---------- RECORDS TO USE ----------

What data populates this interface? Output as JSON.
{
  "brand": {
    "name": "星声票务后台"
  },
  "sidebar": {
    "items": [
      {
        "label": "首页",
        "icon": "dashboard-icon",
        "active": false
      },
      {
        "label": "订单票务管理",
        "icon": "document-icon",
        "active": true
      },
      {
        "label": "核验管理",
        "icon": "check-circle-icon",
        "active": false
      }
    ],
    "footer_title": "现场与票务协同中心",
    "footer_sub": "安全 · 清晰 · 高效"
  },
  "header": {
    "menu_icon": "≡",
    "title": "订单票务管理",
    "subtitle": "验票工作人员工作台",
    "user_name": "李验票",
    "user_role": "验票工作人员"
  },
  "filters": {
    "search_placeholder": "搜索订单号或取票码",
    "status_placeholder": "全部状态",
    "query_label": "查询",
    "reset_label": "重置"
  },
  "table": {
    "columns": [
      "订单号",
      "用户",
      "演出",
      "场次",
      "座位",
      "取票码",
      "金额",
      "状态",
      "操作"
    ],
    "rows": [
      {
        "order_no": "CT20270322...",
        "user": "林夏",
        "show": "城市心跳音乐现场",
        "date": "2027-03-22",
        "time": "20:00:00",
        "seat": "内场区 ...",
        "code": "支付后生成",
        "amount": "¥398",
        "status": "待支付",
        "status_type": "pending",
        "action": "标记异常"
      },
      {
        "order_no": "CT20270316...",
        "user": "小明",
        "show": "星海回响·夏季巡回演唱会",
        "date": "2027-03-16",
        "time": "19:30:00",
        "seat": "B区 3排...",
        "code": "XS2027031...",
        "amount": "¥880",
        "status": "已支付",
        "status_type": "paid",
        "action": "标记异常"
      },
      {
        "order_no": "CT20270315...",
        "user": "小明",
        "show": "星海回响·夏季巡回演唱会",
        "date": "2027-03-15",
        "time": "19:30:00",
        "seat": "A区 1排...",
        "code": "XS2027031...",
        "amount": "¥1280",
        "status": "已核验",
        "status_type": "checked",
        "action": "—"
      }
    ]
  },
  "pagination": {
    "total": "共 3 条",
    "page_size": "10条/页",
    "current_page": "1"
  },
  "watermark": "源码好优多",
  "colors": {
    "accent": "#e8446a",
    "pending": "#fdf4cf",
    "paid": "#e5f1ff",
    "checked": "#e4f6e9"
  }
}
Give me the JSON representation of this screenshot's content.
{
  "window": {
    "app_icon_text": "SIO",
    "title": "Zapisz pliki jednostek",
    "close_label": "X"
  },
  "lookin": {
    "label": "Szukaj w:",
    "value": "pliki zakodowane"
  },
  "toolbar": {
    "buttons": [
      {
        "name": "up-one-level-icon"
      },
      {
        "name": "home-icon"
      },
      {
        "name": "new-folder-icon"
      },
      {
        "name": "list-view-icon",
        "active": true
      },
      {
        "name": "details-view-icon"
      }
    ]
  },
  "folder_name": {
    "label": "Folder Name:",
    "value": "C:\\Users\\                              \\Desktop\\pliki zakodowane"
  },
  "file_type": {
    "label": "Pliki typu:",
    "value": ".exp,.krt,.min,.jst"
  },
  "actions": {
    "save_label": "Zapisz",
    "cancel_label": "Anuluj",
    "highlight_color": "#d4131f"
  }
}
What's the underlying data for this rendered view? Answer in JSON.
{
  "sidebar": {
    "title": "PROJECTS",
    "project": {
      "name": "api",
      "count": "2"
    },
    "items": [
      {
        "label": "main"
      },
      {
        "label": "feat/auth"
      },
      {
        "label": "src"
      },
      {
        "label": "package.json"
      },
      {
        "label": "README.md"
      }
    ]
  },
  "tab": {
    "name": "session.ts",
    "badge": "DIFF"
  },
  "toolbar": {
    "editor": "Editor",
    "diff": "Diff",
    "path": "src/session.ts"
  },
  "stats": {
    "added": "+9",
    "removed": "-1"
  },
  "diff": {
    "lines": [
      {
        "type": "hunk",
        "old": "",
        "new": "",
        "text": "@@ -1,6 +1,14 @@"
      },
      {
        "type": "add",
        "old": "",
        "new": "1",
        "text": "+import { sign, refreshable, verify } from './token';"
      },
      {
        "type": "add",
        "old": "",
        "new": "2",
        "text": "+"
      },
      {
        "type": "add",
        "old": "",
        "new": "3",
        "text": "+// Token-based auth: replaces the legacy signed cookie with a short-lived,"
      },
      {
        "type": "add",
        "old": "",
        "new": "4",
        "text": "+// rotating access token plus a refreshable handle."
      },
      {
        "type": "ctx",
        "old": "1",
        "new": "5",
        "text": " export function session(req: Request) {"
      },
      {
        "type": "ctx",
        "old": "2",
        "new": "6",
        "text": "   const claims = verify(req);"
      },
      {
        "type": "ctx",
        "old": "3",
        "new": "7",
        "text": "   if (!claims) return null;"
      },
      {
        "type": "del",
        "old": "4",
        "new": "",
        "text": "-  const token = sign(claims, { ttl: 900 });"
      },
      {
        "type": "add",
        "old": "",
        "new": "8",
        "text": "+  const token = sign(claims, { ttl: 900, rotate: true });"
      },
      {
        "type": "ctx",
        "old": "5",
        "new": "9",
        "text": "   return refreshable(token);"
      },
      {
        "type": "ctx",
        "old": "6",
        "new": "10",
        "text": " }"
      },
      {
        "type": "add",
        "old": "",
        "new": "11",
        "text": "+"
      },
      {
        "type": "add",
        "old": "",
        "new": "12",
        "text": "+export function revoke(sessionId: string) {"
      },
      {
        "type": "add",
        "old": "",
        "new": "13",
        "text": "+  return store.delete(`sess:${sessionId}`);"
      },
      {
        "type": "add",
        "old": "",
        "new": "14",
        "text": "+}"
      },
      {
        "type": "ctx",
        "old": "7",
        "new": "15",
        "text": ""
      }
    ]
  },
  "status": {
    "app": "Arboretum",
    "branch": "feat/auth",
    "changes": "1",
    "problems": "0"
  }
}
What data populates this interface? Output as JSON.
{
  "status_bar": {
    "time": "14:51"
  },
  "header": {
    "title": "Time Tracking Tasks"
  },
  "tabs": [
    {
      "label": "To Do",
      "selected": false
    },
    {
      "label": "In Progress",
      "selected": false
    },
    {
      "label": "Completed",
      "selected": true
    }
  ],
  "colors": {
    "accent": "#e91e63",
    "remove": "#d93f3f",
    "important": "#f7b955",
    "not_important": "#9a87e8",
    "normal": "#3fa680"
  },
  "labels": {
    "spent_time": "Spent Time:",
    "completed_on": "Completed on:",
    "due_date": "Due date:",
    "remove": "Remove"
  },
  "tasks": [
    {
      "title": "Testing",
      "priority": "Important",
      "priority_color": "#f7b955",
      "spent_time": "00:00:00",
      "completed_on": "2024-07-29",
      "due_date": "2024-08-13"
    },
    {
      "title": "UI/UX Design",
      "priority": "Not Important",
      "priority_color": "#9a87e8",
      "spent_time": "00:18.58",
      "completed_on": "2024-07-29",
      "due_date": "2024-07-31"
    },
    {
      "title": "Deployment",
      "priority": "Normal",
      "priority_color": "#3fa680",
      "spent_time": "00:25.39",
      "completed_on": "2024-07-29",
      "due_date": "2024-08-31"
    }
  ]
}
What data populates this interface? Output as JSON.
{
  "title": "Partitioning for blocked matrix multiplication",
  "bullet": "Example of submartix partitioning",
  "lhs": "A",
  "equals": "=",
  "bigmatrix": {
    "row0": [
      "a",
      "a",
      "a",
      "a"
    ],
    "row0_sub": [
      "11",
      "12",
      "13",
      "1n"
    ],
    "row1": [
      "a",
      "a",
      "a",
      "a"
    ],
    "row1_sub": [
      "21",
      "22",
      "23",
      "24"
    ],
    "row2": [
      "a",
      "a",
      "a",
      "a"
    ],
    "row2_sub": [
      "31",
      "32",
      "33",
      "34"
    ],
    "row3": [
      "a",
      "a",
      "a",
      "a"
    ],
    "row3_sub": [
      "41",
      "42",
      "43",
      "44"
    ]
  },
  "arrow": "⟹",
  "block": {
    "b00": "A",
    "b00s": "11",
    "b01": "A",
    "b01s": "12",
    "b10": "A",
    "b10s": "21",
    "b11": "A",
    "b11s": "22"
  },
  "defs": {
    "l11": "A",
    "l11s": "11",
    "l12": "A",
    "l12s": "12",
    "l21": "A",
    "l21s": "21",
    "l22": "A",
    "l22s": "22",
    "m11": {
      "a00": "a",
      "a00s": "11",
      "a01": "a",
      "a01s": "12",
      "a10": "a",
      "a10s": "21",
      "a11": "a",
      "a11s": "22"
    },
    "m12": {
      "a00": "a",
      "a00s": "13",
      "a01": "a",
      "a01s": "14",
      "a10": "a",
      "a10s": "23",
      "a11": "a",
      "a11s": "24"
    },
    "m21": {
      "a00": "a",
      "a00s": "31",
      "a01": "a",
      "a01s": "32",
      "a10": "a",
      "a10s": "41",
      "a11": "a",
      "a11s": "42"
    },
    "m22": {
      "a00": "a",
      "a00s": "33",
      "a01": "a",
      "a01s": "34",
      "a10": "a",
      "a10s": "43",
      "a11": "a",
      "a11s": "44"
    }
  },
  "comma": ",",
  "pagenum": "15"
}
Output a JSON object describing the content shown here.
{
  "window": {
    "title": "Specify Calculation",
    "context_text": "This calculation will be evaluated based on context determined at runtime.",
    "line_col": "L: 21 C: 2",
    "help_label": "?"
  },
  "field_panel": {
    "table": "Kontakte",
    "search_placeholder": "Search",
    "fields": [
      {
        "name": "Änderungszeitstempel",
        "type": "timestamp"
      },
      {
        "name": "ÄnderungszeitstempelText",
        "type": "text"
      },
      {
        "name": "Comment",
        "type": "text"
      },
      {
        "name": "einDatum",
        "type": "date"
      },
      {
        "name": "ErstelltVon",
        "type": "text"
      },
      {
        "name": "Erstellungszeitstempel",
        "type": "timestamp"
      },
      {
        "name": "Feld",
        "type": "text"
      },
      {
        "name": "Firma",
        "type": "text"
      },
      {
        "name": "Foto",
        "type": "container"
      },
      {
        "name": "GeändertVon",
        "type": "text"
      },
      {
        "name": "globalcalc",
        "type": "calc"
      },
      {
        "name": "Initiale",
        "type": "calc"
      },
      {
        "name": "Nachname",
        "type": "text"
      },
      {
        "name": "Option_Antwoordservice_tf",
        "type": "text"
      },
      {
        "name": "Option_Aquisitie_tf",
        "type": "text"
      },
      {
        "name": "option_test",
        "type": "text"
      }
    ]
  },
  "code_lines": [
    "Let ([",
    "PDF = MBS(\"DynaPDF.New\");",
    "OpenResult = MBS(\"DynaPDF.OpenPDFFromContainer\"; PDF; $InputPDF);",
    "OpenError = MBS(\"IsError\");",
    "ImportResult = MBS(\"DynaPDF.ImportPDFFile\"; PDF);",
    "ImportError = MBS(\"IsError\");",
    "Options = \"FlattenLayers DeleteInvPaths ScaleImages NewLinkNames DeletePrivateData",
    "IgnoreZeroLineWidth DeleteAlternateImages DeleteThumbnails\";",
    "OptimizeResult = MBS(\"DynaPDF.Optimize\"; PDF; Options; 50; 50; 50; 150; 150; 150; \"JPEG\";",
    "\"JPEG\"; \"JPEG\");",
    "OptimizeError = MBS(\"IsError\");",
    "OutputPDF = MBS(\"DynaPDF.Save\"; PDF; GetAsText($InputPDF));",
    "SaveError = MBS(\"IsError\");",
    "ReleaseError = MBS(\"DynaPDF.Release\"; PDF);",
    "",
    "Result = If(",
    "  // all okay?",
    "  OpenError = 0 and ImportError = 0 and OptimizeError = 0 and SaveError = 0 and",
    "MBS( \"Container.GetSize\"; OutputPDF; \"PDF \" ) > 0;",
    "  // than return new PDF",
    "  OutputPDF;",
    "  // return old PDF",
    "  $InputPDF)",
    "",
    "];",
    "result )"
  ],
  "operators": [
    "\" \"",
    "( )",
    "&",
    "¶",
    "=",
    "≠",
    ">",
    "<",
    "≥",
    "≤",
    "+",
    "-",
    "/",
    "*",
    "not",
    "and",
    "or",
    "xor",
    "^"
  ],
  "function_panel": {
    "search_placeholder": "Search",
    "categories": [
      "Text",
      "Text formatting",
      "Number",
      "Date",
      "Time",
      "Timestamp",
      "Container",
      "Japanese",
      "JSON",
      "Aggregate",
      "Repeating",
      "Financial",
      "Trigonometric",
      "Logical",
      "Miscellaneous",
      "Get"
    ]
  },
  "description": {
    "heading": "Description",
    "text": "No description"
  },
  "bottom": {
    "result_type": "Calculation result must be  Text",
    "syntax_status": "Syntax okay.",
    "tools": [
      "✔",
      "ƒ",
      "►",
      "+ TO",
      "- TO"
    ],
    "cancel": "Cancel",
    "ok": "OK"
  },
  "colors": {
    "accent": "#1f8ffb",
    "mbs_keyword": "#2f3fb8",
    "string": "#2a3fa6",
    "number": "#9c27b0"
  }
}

----------

From the data, list each line in which the string "verify" appears.

        "text": "+import { sign, refreshable, verify } from './token';"
        "text": "   const claims = verify(req);"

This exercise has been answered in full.